# THE DATA
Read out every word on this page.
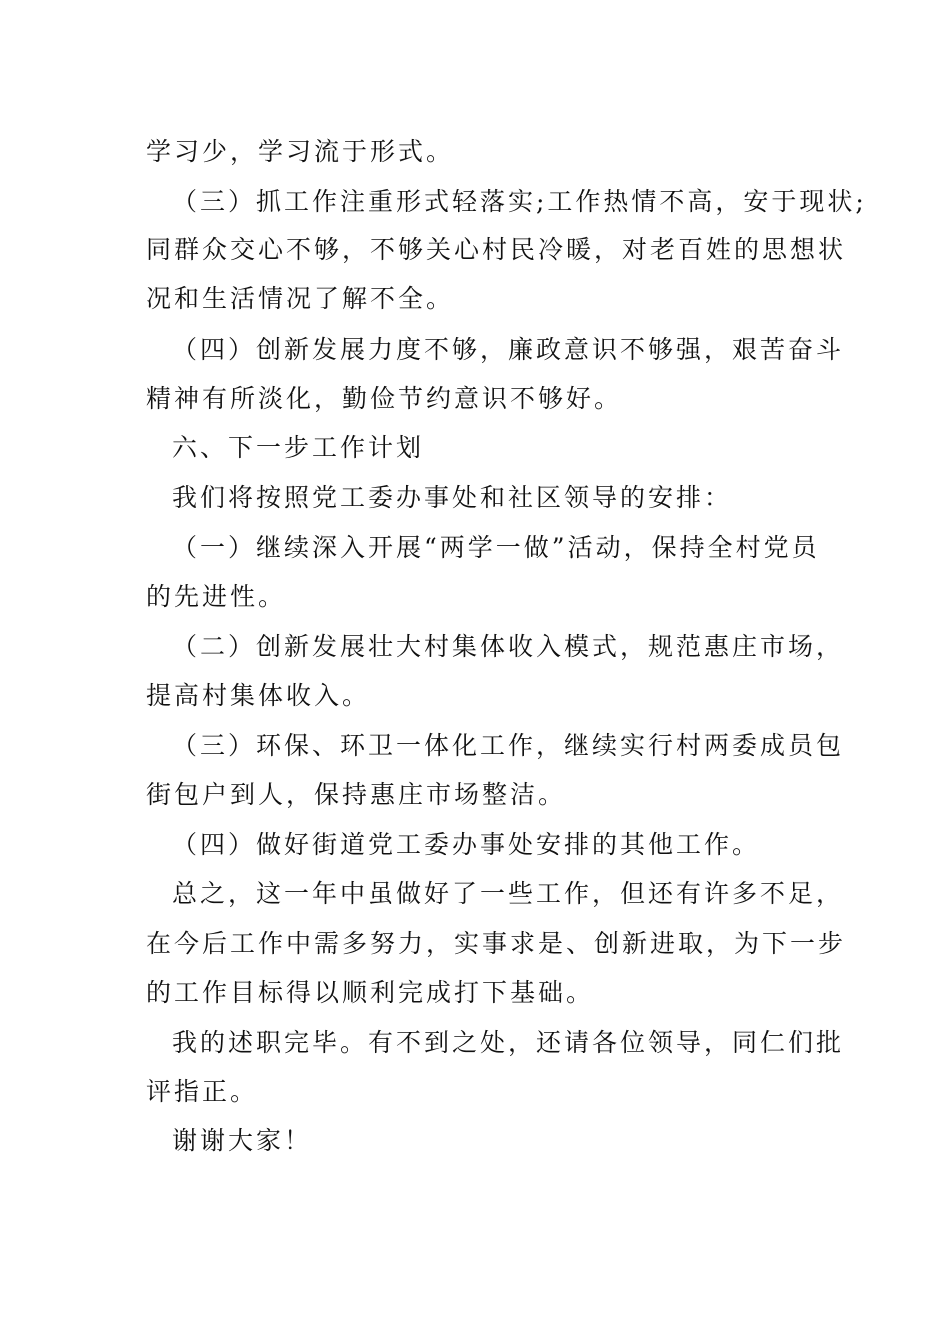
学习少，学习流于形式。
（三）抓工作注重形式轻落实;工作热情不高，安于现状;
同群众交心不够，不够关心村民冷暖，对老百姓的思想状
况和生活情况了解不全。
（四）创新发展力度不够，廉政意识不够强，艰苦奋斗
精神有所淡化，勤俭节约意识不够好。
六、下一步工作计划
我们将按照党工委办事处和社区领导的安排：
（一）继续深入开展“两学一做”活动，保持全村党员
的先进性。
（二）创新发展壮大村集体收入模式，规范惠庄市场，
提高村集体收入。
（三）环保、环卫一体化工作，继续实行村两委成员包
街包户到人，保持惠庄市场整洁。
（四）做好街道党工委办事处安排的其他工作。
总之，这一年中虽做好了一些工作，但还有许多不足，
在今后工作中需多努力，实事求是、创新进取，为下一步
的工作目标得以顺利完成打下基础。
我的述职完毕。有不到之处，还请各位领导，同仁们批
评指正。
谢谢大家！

* * *

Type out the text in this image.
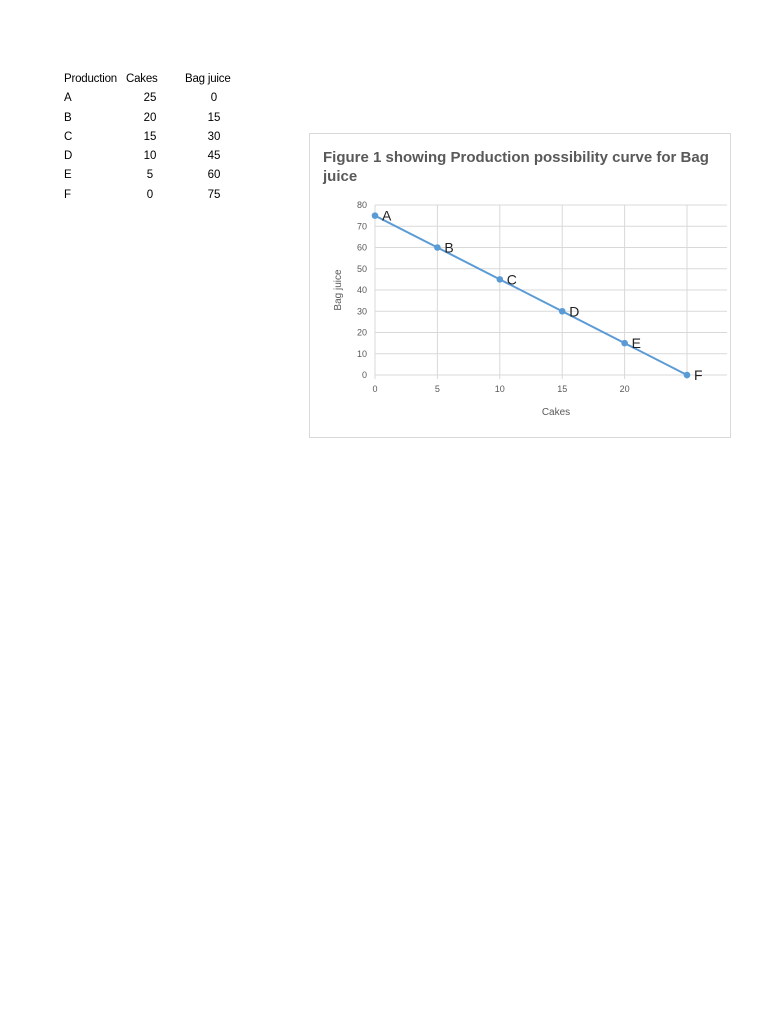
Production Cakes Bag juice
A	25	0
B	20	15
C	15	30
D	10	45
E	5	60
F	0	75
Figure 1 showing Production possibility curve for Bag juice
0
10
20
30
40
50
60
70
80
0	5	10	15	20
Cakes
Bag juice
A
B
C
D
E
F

--

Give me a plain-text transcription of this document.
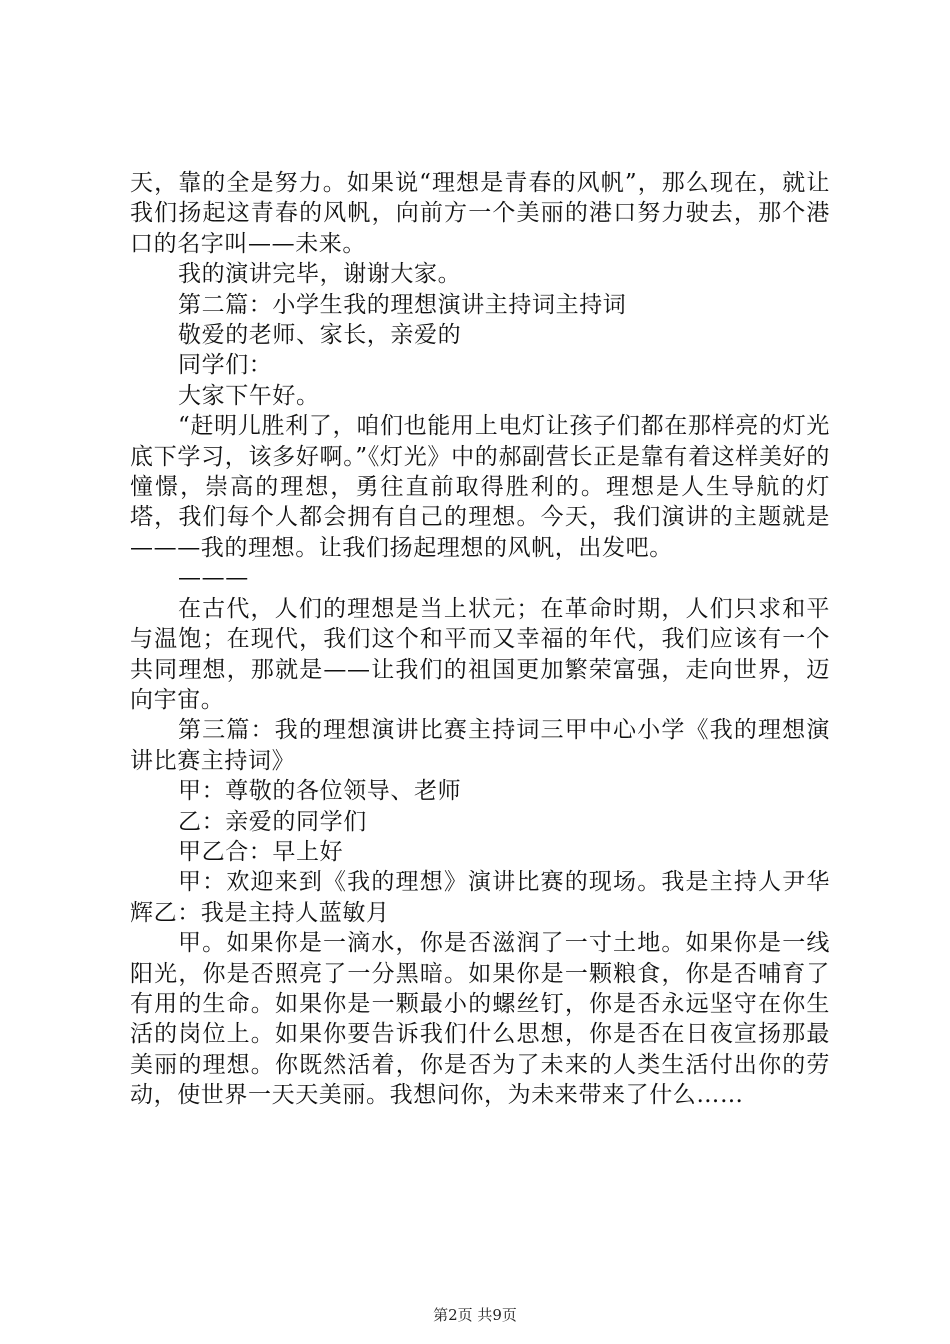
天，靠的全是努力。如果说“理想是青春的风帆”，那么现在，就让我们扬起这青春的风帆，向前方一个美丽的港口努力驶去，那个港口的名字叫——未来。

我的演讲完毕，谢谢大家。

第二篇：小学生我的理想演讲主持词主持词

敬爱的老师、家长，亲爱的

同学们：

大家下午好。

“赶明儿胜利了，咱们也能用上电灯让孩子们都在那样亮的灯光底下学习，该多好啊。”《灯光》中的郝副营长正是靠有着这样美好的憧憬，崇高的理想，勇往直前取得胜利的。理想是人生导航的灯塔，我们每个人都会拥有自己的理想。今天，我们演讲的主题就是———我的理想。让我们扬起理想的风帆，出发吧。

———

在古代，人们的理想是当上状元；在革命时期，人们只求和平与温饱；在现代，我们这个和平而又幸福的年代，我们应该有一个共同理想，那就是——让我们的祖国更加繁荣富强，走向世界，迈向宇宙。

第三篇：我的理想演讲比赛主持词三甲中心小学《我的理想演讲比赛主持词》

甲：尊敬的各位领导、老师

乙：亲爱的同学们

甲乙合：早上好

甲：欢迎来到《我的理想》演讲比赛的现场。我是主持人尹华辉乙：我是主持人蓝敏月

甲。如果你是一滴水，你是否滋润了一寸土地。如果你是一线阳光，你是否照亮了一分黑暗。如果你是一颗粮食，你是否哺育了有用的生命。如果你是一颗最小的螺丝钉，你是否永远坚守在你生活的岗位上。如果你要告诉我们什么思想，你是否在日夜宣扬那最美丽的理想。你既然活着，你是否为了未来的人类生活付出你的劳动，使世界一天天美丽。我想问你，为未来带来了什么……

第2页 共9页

# EXERCISE TASK
Which lines in the listing above hold the word "this"? Show each of them.

# FULL ANSWER
Read out every word on this page.
Type out the text in this image.
Give me a plain-text transcription of this document.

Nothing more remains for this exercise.